TRY IT » Compute how many lines below contain the word "planet" and respond with that number only.

Dataset excerpts:
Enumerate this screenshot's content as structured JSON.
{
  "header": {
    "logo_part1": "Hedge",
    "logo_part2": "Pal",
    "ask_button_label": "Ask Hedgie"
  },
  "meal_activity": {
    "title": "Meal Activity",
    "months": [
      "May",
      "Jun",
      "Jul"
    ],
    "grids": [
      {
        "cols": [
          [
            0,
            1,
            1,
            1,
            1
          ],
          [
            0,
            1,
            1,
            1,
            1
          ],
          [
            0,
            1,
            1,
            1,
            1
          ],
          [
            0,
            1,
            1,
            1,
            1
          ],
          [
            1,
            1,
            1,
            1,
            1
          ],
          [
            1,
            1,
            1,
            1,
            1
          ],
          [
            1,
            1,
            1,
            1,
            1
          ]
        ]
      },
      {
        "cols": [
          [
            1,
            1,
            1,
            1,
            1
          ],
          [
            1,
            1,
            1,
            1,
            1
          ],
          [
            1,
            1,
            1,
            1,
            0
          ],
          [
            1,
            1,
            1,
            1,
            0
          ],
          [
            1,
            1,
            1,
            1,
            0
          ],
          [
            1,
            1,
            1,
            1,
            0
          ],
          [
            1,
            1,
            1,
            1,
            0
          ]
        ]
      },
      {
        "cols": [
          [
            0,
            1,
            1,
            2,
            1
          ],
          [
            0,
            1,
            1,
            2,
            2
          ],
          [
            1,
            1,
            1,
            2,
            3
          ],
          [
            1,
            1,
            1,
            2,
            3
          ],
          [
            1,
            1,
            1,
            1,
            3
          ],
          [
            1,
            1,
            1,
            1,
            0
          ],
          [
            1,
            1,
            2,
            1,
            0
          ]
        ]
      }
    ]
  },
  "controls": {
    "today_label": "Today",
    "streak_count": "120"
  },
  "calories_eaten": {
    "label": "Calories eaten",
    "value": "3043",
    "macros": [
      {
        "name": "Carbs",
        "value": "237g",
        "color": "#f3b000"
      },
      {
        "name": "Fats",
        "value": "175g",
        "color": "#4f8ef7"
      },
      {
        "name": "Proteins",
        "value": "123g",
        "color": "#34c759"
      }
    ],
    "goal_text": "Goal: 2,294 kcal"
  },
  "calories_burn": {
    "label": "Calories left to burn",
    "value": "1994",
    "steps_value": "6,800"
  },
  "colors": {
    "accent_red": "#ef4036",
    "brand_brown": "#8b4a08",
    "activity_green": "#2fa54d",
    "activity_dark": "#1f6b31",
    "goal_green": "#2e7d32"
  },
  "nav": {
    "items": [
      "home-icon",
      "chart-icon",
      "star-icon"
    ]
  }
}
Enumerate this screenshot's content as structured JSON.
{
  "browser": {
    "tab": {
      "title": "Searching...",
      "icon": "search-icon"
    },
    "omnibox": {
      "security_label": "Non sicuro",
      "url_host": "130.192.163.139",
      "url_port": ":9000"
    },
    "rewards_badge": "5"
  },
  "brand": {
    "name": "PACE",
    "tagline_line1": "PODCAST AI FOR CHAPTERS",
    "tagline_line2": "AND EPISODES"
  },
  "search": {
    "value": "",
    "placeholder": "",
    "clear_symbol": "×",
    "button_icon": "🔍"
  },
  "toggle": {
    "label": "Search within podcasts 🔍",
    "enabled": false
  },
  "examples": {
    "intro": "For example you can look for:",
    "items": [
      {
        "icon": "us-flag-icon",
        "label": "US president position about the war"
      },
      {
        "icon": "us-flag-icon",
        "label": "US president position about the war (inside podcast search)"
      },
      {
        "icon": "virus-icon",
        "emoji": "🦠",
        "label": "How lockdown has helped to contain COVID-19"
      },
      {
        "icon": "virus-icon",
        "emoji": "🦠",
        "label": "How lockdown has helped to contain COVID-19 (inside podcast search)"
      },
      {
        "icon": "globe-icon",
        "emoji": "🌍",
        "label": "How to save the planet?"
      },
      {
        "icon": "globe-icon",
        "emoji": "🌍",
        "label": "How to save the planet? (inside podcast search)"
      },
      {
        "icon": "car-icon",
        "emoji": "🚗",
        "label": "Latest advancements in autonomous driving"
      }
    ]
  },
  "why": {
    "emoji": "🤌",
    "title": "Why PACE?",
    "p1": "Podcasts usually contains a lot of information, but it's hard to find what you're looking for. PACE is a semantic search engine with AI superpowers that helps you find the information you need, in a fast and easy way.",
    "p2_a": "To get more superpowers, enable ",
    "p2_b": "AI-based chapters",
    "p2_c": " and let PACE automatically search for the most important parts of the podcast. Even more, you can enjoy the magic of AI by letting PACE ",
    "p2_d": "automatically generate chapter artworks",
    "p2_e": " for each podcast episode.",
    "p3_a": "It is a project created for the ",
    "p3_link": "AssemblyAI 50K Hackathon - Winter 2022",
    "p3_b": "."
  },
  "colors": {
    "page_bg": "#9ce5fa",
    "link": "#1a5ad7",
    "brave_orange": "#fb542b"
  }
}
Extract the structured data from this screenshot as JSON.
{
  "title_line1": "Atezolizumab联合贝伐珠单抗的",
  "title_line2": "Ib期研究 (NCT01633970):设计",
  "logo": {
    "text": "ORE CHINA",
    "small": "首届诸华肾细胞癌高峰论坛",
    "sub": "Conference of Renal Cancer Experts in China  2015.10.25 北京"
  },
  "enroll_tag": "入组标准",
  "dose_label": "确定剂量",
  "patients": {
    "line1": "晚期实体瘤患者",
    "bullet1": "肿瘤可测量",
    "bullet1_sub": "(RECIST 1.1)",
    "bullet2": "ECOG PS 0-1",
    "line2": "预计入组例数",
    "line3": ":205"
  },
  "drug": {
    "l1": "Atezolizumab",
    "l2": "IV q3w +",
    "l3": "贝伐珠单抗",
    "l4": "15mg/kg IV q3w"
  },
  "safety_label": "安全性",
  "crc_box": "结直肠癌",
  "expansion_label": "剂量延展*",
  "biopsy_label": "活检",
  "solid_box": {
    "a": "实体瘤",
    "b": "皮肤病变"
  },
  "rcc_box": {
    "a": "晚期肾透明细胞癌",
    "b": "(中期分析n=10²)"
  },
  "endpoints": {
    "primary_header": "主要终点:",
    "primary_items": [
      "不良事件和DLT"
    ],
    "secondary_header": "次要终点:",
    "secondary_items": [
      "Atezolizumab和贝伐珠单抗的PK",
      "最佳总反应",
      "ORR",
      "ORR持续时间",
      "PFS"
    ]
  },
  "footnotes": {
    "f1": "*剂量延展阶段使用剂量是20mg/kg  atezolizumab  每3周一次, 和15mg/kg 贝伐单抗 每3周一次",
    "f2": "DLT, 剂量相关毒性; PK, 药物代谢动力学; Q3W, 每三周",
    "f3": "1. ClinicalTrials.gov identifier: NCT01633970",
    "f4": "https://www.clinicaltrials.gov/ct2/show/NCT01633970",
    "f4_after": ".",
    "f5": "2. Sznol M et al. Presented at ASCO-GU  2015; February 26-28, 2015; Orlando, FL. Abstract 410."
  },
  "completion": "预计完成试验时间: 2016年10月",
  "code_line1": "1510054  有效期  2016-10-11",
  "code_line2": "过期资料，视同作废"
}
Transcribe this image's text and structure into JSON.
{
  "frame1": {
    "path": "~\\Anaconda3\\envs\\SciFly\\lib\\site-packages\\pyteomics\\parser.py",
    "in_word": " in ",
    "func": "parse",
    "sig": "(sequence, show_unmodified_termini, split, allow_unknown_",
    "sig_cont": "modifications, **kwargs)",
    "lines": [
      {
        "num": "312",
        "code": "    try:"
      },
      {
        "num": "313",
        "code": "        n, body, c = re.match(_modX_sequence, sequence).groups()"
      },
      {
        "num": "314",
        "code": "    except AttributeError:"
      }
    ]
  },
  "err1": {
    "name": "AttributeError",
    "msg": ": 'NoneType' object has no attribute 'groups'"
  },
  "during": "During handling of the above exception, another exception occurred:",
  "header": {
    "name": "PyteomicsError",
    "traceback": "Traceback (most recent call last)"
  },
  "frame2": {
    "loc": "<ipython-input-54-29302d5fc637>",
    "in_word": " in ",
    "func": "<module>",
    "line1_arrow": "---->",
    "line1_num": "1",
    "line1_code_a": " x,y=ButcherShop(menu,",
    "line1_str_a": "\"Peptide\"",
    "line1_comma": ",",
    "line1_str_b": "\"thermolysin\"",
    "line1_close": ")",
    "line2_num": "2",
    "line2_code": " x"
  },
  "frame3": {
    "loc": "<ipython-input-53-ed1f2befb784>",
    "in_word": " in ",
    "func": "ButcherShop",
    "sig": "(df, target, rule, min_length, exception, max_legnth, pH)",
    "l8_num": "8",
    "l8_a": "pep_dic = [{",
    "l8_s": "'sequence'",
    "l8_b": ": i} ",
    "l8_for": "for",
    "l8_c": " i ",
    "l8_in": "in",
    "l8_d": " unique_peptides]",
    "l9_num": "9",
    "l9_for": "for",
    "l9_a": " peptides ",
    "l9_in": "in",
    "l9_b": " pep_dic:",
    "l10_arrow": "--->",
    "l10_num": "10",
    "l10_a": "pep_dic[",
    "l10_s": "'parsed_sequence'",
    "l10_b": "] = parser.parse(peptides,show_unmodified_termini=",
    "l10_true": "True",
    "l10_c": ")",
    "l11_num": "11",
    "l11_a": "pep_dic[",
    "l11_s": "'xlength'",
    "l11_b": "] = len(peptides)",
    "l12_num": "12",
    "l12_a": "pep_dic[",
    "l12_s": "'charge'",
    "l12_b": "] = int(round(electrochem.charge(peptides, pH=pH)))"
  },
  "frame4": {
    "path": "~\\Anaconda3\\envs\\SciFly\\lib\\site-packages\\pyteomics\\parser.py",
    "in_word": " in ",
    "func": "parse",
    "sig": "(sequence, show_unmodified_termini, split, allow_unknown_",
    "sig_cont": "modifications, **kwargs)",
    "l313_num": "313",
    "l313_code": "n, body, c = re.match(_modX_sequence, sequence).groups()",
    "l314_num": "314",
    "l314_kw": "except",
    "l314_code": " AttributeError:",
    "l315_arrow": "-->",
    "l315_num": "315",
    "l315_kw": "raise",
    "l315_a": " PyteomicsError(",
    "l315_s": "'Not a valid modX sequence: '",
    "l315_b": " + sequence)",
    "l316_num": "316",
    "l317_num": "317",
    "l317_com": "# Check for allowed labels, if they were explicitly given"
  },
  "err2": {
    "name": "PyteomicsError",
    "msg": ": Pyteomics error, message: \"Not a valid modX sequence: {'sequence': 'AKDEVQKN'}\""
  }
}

TASK ANSWER » 2